DOCUMENT TEXT:

BEGIN

# My first Icelandic Yarn...so cool!



## romysbaskets (Aug 29, 2009)

I didn't presoak it as it rinsed clean pretty easily. I did the press and fill with clean water method. Then I did the soap soak, then rinse and press a few more times...I found this to be a 4 hour process for an 8lb fleece. I was happy with the fresh scent and color. I do not have a pic of the White Ram this fleece came from. 

After I did the rinse/soak/wash and pick I got this:









A close up of this awesome wool:









My first skein hand spun with my spindle:


----------



## Marchwind (May 10, 2002)

Very nicely done!


----------



## romysbaskets (Aug 29, 2009)

So I took the outer hairs and spun them into artsy like yarn:

















Then I took a single ply of this Buffalo Brand six strand pencil roving package and spun it first, then combined it with my Icelandic yarn to make two ply..this is so soft too!


----------



## Marchwind (May 10, 2002)

That Buffalo brand stuff was a six strand? So it wasn't a pencil roving but a plied yarn?

Either way your yarn looks very nice.


----------



## romysbaskets (Aug 29, 2009)

Marchwind said:


> That Buffalo brand stuff was a six strand? So it wasn't a pencil roving but a plied yarn?
> 
> Either way your yarn looks very nice.


It was 6 strands of pencil roving, I took out a strand...wound the other five on to my hubby brand winding, then I took the single strand of pencil roving and spun it with my spindle. Then I combined the spun pencil roving which was not strong enough to use as a single ply yarn with a single strand of my Icelandic yarn I had spun. After doing one skein, I loved the look and how soft it is..so I did another skein. I could do 10 more skeins just like this one. 

Thank you for the compliment...it is cuddly soft.


----------



## romysbaskets (Aug 29, 2009)

END

GIVEN RECORDS:
BEGIN

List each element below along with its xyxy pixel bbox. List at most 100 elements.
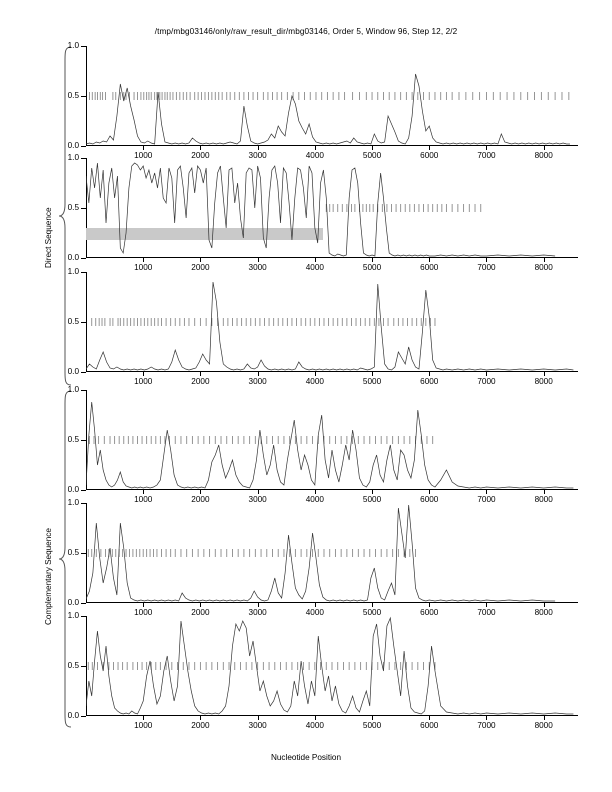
x-tick-label: 4000 — [305, 495, 324, 504]
x-tick-label: 8000 — [534, 721, 553, 730]
x-tick — [200, 603, 202, 607]
panel-frame-2-complementary: 0.0 0.5 1.0 1000 2000 3000 4000 5000 6000 7000 800… — [68, 498, 578, 617]
x-tick-label: 2000 — [191, 377, 210, 386]
x-tick-label: 8000 — [534, 151, 553, 160]
y-tick — [81, 503, 86, 504]
x-tick-label: 4000 — [305, 377, 324, 386]
x-tick — [143, 258, 145, 262]
x-tick — [143, 716, 145, 720]
trace-layer — [86, 162, 556, 257]
x-tick-label: 2000 — [191, 263, 210, 272]
x-tick-label: 3000 — [248, 608, 267, 617]
y-tick — [81, 390, 86, 391]
x-tick-label: 2000 — [191, 608, 210, 617]
y-tick-label: 0.5 — [67, 91, 79, 100]
x-tick-label: 5000 — [362, 377, 382, 386]
x-tick-label: 4000 — [305, 721, 324, 730]
data-trace — [86, 162, 556, 257]
y-tick — [81, 372, 86, 373]
group-label-complementary-sequence: Complementary Sequence — [44, 528, 53, 625]
y-tick — [81, 46, 86, 47]
x-tick-label: 7000 — [477, 263, 496, 272]
trace-layer — [86, 616, 574, 715]
x-tick-label: 8000 — [534, 608, 553, 617]
x-tick-label: 3000 — [248, 721, 267, 730]
x-tick — [372, 490, 374, 494]
x-tick — [543, 146, 545, 150]
x-tick-label: 6000 — [420, 377, 439, 386]
y-tick-label: 1.0 — [67, 498, 79, 507]
x-tick-label: 1000 — [134, 151, 153, 160]
x-tick — [257, 372, 259, 376]
x-tick — [429, 258, 431, 262]
x-tick — [486, 372, 488, 376]
x-tick — [314, 258, 316, 262]
x-tick-label: 5000 — [362, 721, 382, 730]
data-trace — [86, 73, 570, 145]
y-tick-label: 1.0 — [67, 267, 79, 276]
data-trace — [86, 504, 556, 602]
y-tick-label: 0.0 — [67, 711, 79, 720]
x-tick-label: 1000 — [134, 377, 153, 386]
x-tick-label: 8000 — [534, 263, 553, 272]
x-tick — [257, 603, 259, 607]
x-tick — [543, 372, 545, 376]
x-tick — [543, 490, 545, 494]
x-tick — [486, 258, 488, 262]
trace-layer — [86, 281, 574, 371]
x-tick — [372, 603, 374, 607]
y-tick-label: 1.0 — [67, 41, 79, 50]
panel-frame — [86, 616, 578, 716]
panel-frame — [86, 390, 578, 490]
x-tick — [200, 716, 202, 720]
x-tick-label: 6000 — [420, 608, 439, 617]
y-tick — [81, 616, 86, 617]
y-tick-label: 1.0 — [67, 153, 79, 162]
stop-codon-markers — [87, 662, 436, 670]
x-tick — [486, 490, 488, 494]
x-tick-label: 2000 — [191, 151, 210, 160]
x-tick-label: 7000 — [477, 377, 496, 386]
trace-layer — [86, 401, 574, 489]
page-title: /tmp/mbg03146/only/raw_result_dir/mbg031… — [154, 27, 458, 36]
panel-frame-2-direct: 0.0 0.5 1.0 1000 2000 3000 4000 5000 6000 7000 800… — [68, 153, 578, 272]
x-tick — [543, 603, 545, 607]
panel-frame — [86, 46, 578, 146]
data-trace — [86, 616, 574, 715]
y-tick — [81, 440, 86, 441]
x-tick — [143, 490, 145, 494]
y-tick-label: 0.0 — [67, 598, 79, 607]
x-tick-label: 6000 — [420, 721, 439, 730]
stop-codon-markers — [88, 92, 570, 100]
trace-layer — [86, 73, 570, 145]
y-tick — [81, 553, 86, 554]
x-tick-label: 3000 — [248, 377, 267, 386]
y-tick — [81, 158, 86, 159]
x-tick-label: 6000 — [420, 151, 439, 160]
y-tick-label: 0.0 — [67, 367, 79, 376]
x-tick — [314, 490, 316, 494]
x-tick — [200, 258, 202, 262]
trace-layer — [86, 504, 556, 602]
panel-frame-3-direct: 0.0 0.5 1.0 1000 2000 3000 4000 5000 6000 7000 800… — [68, 267, 578, 386]
panel-frame-1-direct: 0.0 0.5 1.0 1000 2000 3000 4000 5000 6000 7000 800… — [68, 41, 578, 160]
x-tick — [143, 603, 145, 607]
x-tick-label: 7000 — [477, 721, 496, 730]
x-tick — [429, 603, 431, 607]
x-tick — [543, 258, 545, 262]
x-tick-label: 6000 — [420, 495, 439, 504]
x-tick — [486, 146, 488, 150]
y-tick-label: 0.5 — [67, 317, 79, 326]
x-tick-label: 3000 — [248, 263, 267, 272]
x-tick-label: 6000 — [420, 263, 439, 272]
x-tick-label: 5000 — [362, 151, 382, 160]
y-tick — [81, 490, 86, 491]
x-tick-label: 3000 — [248, 495, 267, 504]
x-tick — [372, 146, 374, 150]
x-tick-label: 2000 — [191, 721, 210, 730]
y-tick-label: 0.0 — [67, 485, 79, 494]
y-tick-label: 0.5 — [67, 203, 79, 212]
y-tick — [81, 146, 86, 147]
y-tick — [81, 716, 86, 717]
x-tick — [543, 716, 545, 720]
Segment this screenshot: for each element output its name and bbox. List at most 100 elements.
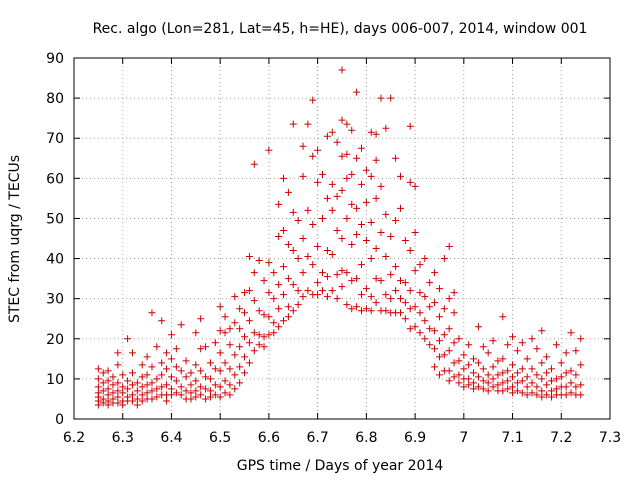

END

EXERCISE TASKS:
- A) Say whether each statement agrees with the Icelandic yarn thread, answering yes or no and quoting the words from the thread that decide it: (i) washing the 8lb fleece took about four hours; (ii) the fleece was presoaked before it was washed; (iii) the spun pencil roving was strong enough to use as a single ply yarn.
- B) Please repeat the Icelandic yarn thread between "It was 6 strands" and "like this one.", inclusive.
- C) Write the next part of the Icelandic yarn thread, picking up where it stops.
The material has nothing to do with the Icelandic yarn thread.

EXPECTED OUTPUTS:
- A)
(i) Yes: "I found this to be a 4 hour process for an 8lb fleece."
(ii) No: "I didn't presoak it as it rinsed clean pretty easily."
(iii) No: "which was not strong enough to use as a single ply yarn"

- B)
It was 6 strands of pencil roving, I took out a strand...wound the other five on to my hubby brand winding, then I took the single strand of pencil roving and spun it with my spindle. Then I combined the spun pencil roving which was not strong enough to use as a single ply yarn with a single strand of my Icelandic yarn I had spun. After doing one skein, I loved the look and how soft it is..so I did another skein. I could do 10 more skeins just like this one.

- C)
Ok, it is time to fess up, as I was washing the two fleeces, I increased the temperature of the water. Despite the fact I'd had no trouble with the other fleeces that I have done, this second fleece had a lot of lanolin in it. I was rushing as I didn't want to do it when hubby was home. The second fleece appeared to be felted! I was so bummed I wanted to toss it. Common sense told me, gosh I could cut off some pieces surely. I had not picked out the VM yet so it would not be much good if it was felted. After 3 days of turning it and taking it in and outside to dry. ...wow, it was not felted after all! I had spun it in the washer and it had just smooshed it together. It is even softer than the white rams fleece. I will post pics later today! Not a bit of it felted. Hurray!


----------



## romysbaskets (Aug 29, 2009)

I am up to 15 skeins, most of them larger ones...these are the smaller ones as I spun them into a thinner one ply with plans to combine them into two ply..I love the color variances...I am mixing the natural fiber colors as I go to get this affect. There are four colors but my phone only picks up two I guess.


----------



## romysbaskets (Aug 29, 2009)

Here's the fleece it came from. I pulled out colors to mix them.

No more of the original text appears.